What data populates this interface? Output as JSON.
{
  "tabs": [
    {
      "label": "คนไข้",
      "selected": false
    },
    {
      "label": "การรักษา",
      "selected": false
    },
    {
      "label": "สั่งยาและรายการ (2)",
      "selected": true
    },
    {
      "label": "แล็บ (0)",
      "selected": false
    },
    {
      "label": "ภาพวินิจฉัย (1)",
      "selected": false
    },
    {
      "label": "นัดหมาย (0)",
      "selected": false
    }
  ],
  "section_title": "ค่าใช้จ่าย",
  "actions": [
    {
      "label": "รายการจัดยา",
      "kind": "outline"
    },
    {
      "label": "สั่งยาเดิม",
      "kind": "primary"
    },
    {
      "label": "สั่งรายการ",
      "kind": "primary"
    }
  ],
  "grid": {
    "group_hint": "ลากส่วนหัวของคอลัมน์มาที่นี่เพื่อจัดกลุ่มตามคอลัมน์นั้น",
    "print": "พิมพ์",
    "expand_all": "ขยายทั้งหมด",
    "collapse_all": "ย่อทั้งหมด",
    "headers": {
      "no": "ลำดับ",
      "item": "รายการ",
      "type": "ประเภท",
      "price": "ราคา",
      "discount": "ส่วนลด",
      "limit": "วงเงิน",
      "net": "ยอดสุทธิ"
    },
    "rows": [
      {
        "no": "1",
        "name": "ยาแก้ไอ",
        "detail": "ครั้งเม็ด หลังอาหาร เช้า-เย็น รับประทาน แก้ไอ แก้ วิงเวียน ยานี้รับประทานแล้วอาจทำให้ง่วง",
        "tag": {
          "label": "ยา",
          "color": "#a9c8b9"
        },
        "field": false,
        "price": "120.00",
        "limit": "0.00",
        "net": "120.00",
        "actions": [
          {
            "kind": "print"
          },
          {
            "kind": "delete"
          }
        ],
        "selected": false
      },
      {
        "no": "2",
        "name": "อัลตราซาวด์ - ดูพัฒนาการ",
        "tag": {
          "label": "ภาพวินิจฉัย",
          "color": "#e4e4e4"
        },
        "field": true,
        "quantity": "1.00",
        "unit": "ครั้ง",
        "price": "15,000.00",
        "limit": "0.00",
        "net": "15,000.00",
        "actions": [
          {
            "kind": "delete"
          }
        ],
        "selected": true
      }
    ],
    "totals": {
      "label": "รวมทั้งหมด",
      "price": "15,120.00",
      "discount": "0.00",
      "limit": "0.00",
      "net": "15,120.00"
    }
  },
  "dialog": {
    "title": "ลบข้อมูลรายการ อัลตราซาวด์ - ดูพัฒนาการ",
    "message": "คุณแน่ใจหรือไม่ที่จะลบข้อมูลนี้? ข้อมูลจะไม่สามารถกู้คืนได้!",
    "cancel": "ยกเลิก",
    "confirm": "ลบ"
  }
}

###

Instructions for the task: Copy out every line that includes the word "งหมด".

Final result:
    "expand_all": "ขยายทั้งหมด",
    "collapse_all": "ย่อทั้งหมด",
      "label": "รวมทั้งหมด",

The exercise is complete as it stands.